WHAT YOU NEED TO DO:
Look through the data below and work out how many lines contain the string "JSON". Give the number alone.

>>>>

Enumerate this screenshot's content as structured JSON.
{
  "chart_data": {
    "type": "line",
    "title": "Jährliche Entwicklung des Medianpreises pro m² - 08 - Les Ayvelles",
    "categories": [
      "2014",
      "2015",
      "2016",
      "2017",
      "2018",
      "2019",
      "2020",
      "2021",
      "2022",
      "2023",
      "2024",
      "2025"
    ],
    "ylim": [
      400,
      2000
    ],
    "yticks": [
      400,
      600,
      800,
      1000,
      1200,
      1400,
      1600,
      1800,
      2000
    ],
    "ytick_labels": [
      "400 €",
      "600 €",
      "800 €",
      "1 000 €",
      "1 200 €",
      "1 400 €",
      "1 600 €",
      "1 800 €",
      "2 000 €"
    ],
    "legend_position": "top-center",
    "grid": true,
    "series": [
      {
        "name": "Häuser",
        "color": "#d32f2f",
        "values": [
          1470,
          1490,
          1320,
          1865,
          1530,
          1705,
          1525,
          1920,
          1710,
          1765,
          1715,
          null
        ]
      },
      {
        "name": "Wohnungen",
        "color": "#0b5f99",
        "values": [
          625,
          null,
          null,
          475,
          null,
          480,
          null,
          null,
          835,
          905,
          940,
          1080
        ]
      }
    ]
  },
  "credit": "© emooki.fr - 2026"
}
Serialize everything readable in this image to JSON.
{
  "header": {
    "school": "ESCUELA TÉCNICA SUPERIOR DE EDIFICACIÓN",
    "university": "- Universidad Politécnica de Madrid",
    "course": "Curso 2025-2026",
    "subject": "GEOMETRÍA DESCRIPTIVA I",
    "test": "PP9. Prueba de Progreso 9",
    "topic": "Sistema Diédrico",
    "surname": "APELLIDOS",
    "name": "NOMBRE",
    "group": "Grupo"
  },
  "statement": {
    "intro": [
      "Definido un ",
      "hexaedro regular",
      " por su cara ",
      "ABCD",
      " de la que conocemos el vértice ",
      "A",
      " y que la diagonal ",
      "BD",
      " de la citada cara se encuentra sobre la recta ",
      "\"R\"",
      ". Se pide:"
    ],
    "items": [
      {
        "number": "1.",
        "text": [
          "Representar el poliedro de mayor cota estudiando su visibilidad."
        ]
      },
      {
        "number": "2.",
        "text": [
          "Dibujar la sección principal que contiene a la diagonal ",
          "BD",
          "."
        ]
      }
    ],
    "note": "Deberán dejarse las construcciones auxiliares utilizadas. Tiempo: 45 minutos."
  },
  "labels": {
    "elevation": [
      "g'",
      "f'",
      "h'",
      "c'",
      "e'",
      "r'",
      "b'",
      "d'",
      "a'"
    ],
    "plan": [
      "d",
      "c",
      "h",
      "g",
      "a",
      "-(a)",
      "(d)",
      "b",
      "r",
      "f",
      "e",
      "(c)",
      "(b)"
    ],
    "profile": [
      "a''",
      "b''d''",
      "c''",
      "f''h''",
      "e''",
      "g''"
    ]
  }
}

<<<<

SOLUTION:
2